» THE EXERCISE
Pull out every line containing the string "Test".

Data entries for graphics
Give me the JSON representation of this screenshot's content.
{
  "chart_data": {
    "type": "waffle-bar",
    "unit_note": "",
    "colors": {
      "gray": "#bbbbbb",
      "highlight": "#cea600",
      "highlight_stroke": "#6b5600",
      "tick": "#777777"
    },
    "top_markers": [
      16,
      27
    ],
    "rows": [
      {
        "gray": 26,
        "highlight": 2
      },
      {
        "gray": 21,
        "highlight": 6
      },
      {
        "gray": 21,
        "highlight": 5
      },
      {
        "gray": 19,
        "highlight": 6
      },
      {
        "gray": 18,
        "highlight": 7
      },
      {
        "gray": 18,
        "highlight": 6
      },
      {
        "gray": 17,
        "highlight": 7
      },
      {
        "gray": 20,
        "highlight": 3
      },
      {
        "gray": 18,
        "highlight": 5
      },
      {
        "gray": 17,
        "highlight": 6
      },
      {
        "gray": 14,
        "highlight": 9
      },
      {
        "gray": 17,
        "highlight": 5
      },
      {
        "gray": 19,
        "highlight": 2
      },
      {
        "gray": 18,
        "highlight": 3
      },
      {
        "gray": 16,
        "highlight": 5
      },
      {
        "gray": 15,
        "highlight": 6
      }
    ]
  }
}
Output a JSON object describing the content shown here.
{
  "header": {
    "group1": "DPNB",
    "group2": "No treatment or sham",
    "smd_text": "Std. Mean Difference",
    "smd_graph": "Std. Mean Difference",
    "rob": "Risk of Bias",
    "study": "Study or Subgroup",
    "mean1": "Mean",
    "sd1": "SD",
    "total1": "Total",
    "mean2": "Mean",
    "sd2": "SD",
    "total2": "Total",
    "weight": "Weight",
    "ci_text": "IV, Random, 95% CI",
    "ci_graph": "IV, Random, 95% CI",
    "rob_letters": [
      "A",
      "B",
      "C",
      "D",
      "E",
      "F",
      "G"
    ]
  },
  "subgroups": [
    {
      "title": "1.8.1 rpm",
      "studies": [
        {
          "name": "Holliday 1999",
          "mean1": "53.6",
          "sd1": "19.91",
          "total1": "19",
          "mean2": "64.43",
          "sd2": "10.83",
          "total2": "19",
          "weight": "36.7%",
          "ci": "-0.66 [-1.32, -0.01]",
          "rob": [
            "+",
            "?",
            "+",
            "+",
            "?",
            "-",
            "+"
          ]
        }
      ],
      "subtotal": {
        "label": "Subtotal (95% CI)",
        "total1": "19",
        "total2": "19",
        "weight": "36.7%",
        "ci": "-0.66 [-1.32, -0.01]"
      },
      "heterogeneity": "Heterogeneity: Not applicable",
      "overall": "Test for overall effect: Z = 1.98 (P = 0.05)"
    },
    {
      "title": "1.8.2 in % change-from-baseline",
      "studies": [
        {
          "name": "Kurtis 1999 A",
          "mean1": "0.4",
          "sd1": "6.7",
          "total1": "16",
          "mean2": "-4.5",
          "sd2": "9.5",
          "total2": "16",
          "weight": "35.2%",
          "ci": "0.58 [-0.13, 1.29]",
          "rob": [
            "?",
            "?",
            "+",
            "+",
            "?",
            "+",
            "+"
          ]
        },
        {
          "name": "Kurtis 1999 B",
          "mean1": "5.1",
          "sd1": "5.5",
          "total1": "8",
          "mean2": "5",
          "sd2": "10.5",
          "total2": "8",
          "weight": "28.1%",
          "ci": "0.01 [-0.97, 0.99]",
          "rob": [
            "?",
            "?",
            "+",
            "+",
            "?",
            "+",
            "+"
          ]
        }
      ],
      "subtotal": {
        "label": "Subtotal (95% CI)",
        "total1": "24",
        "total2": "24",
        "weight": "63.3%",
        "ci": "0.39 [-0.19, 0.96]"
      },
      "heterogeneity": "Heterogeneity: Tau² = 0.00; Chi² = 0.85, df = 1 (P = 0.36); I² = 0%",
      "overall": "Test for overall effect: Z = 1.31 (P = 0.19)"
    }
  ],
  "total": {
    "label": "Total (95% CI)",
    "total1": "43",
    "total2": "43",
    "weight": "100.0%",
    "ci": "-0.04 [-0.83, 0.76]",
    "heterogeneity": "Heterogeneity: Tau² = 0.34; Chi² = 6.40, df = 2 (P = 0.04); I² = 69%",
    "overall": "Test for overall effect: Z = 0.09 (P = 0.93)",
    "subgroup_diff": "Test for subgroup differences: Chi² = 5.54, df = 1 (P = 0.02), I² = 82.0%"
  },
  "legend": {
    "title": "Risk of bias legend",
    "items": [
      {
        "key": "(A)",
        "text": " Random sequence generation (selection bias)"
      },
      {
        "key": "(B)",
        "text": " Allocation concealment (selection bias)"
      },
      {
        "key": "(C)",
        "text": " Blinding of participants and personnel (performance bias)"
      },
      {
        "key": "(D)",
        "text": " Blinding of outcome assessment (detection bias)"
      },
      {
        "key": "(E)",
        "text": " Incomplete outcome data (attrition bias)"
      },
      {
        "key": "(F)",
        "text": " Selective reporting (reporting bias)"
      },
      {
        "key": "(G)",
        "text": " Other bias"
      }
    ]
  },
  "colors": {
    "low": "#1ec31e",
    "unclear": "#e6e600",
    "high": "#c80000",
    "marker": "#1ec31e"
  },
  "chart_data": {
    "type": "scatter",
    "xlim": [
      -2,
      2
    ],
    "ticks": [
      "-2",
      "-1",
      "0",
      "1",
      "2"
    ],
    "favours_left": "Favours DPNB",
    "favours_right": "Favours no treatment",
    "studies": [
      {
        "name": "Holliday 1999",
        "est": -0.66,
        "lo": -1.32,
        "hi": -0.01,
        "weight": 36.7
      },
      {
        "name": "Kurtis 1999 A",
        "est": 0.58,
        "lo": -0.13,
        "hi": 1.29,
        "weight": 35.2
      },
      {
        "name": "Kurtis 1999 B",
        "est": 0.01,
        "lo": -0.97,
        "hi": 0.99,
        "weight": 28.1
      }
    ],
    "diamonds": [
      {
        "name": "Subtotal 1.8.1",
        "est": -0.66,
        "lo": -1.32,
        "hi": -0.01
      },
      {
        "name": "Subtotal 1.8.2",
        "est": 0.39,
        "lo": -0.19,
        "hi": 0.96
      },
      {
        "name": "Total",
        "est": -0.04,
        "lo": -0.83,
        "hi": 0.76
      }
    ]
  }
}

» EXERCISE OUTPUT
      "overall": "Test for overall effect: Z = 1.98 (P = 0.05)"
      "overall": "Test for overall effect: Z = 1.31 (P = 0.19)"
    "overall": "Test for overall effect: Z = 0.09 (P = 0.93)",
    "subgroup_diff": "Test for subgroup differences: Chi² = 5.54, df = 1 (P = 0.02), I² = 82.0%"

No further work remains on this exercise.